# Exercise objective
Omit the pictures, please, and give each record below again exactly.

[begin Data section]

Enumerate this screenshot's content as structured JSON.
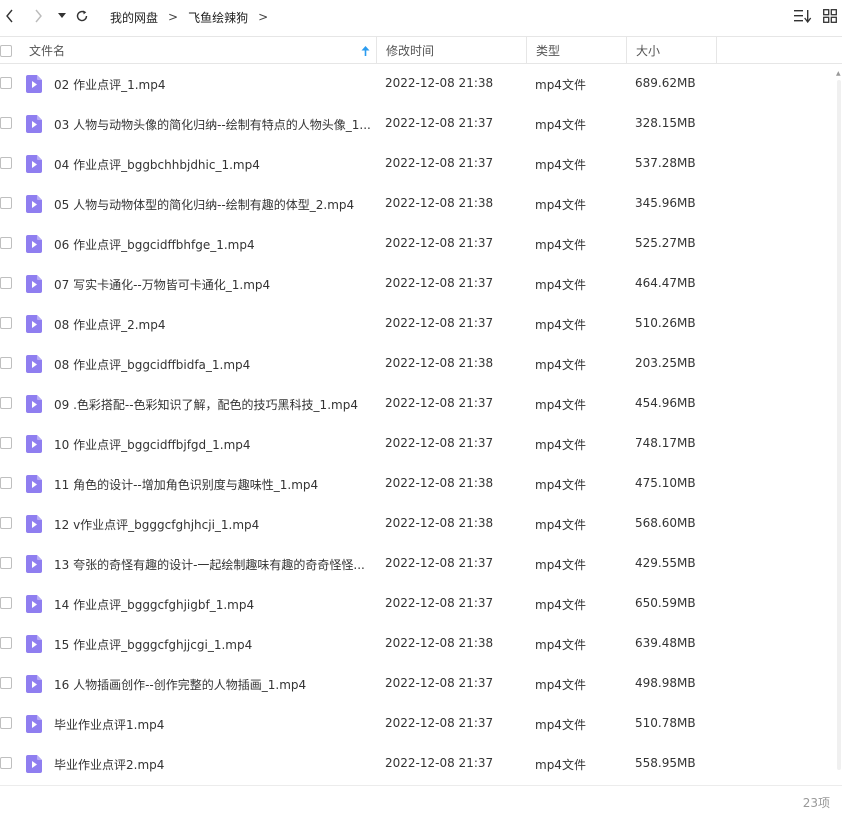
{
  "toolbar": {
    "breadcrumb": [
      "我的网盘",
      "飞鱼绘辣狗"
    ],
    "separator": ">"
  },
  "columns": {
    "name": "文件名",
    "modified": "修改时间",
    "type": "类型",
    "size": "大小"
  },
  "files": [
    {
      "name": "02 作业点评_1.mp4",
      "time": "2022-12-08 21:38",
      "type": "mp4文件",
      "size": "689.62MB"
    },
    {
      "name": "03 人物与动物头像的简化归纳--绘制有特点的人物头像_1...",
      "time": "2022-12-08 21:37",
      "type": "mp4文件",
      "size": "328.15MB"
    },
    {
      "name": "04 作业点评_bggbchhbjdhic_1.mp4",
      "time": "2022-12-08 21:37",
      "type": "mp4文件",
      "size": "537.28MB"
    },
    {
      "name": "05 人物与动物体型的简化归纳--绘制有趣的体型_2.mp4",
      "time": "2022-12-08 21:38",
      "type": "mp4文件",
      "size": "345.96MB"
    },
    {
      "name": "06 作业点评_bggcidffbhfge_1.mp4",
      "time": "2022-12-08 21:37",
      "type": "mp4文件",
      "size": "525.27MB"
    },
    {
      "name": "07 写实卡通化--万物皆可卡通化_1.mp4",
      "time": "2022-12-08 21:37",
      "type": "mp4文件",
      "size": "464.47MB"
    },
    {
      "name": "08 作业点评_2.mp4",
      "time": "2022-12-08 21:37",
      "type": "mp4文件",
      "size": "510.26MB"
    },
    {
      "name": "08 作业点评_bggcidffbidfa_1.mp4",
      "time": "2022-12-08 21:38",
      "type": "mp4文件",
      "size": "203.25MB"
    },
    {
      "name": "09 .色彩搭配--色彩知识了解，配色的技巧黑科技_1.mp4",
      "time": "2022-12-08 21:37",
      "type": "mp4文件",
      "size": "454.96MB"
    },
    {
      "name": "10 作业点评_bggcidffbjfgd_1.mp4",
      "time": "2022-12-08 21:37",
      "type": "mp4文件",
      "size": "748.17MB"
    },
    {
      "name": "11 角色的设计--增加角色识别度与趣味性_1.mp4",
      "time": "2022-12-08 21:38",
      "type": "mp4文件",
      "size": "475.10MB"
    },
    {
      "name": "12 v作业点评_bgggcfghjhcji_1.mp4",
      "time": "2022-12-08 21:38",
      "type": "mp4文件",
      "size": "568.60MB"
    },
    {
      "name": "13 夸张的奇怪有趣的设计-一起绘制趣味有趣的奇奇怪怪...",
      "time": "2022-12-08 21:37",
      "type": "mp4文件",
      "size": "429.55MB"
    },
    {
      "name": "14 作业点评_bgggcfghjigbf_1.mp4",
      "time": "2022-12-08 21:37",
      "type": "mp4文件",
      "size": "650.59MB"
    },
    {
      "name": "15 作业点评_bgggcfghjjcgi_1.mp4",
      "time": "2022-12-08 21:38",
      "type": "mp4文件",
      "size": "639.48MB"
    },
    {
      "name": "16 人物插画创作--创作完整的人物插画_1.mp4",
      "time": "2022-12-08 21:37",
      "type": "mp4文件",
      "size": "498.98MB"
    },
    {
      "name": "毕业作业点评1.mp4",
      "time": "2022-12-08 21:37",
      "type": "mp4文件",
      "size": "510.78MB"
    },
    {
      "name": "毕业作业点评2.mp4",
      "time": "2022-12-08 21:37",
      "type": "mp4文件",
      "size": "558.95MB"
    }
  ],
  "footer": {
    "count": "23项"
  },
  "colors": {
    "file_icon": "#8f7ef0",
    "sort_arrow": "#2b9cf0"
  }
}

[end Data section]

# Result of this task
Enumerate this screenshot's content as structured JSON.
{
  "toolbar": {
    "breadcrumb": [
      "我的网盘",
      "飞鱼绘辣狗"
    ],
    "separator": ">"
  },
  "columns": {
    "name": "文件名",
    "modified": "修改时间",
    "type": "类型",
    "size": "大小"
  },
  "files": [
    {
      "name": "02 作业点评_1.mp4",
      "time": "2022-12-08 21:38",
      "type": "mp4文件",
      "size": "689.62MB"
    },
    {
      "name": "03 人物与动物头像的简化归纳--绘制有特点的人物头像_1...",
      "time": "2022-12-08 21:37",
      "type": "mp4文件",
      "size": "328.15MB"
    },
    {
      "name": "04 作业点评_bggbchhbjdhic_1.mp4",
      "time": "2022-12-08 21:37",
      "type": "mp4文件",
      "size": "537.28MB"
    },
    {
      "name": "05 人物与动物体型的简化归纳--绘制有趣的体型_2.mp4",
      "time": "2022-12-08 21:38",
      "type": "mp4文件",
      "size": "345.96MB"
    },
    {
      "name": "06 作业点评_bggcidffbhfge_1.mp4",
      "time": "2022-12-08 21:37",
      "type": "mp4文件",
      "size": "525.27MB"
    },
    {
      "name": "07 写实卡通化--万物皆可卡通化_1.mp4",
      "time": "2022-12-08 21:37",
      "type": "mp4文件",
      "size": "464.47MB"
    },
    {
      "name": "08 作业点评_2.mp4",
      "time": "2022-12-08 21:37",
      "type": "mp4文件",
      "size": "510.26MB"
    },
    {
      "name": "08 作业点评_bggcidffbidfa_1.mp4",
      "time": "2022-12-08 21:38",
      "type": "mp4文件",
      "size": "203.25MB"
    },
    {
      "name": "09 .色彩搭配--色彩知识了解，配色的技巧黑科技_1.mp4",
      "time": "2022-12-08 21:37",
      "type": "mp4文件",
      "size": "454.96MB"
    },
    {
      "name": "10 作业点评_bggcidffbjfgd_1.mp4",
      "time": "2022-12-08 21:37",
      "type": "mp4文件",
      "size": "748.17MB"
    },
    {
      "name": "11 角色的设计--增加角色识别度与趣味性_1.mp4",
      "time": "2022-12-08 21:38",
      "type": "mp4文件",
      "size": "475.10MB"
    },
    {
      "name": "12 v作业点评_bgggcfghjhcji_1.mp4",
      "time": "2022-12-08 21:38",
      "type": "mp4文件",
      "size": "568.60MB"
    },
    {
      "name": "13 夸张的奇怪有趣的设计-一起绘制趣味有趣的奇奇怪怪...",
      "time": "2022-12-08 21:37",
      "type": "mp4文件",
      "size": "429.55MB"
    },
    {
      "name": "14 作业点评_bgggcfghjigbf_1.mp4",
      "time": "2022-12-08 21:37",
      "type": "mp4文件",
      "size": "650.59MB"
    },
    {
      "name": "15 作业点评_bgggcfghjjcgi_1.mp4",
      "time": "2022-12-08 21:38",
      "type": "mp4文件",
      "size": "639.48MB"
    },
    {
      "name": "16 人物插画创作--创作完整的人物插画_1.mp4",
      "time": "2022-12-08 21:37",
      "type": "mp4文件",
      "size": "498.98MB"
    },
    {
      "name": "毕业作业点评1.mp4",
      "time": "2022-12-08 21:37",
      "type": "mp4文件",
      "size": "510.78MB"
    },
    {
      "name": "毕业作业点评2.mp4",
      "time": "2022-12-08 21:37",
      "type": "mp4文件",
      "size": "558.95MB"
    }
  ],
  "footer": {
    "count": "23项"
  },
  "colors": {
    "file_icon": "#8f7ef0",
    "sort_arrow": "#2b9cf0"
  }
}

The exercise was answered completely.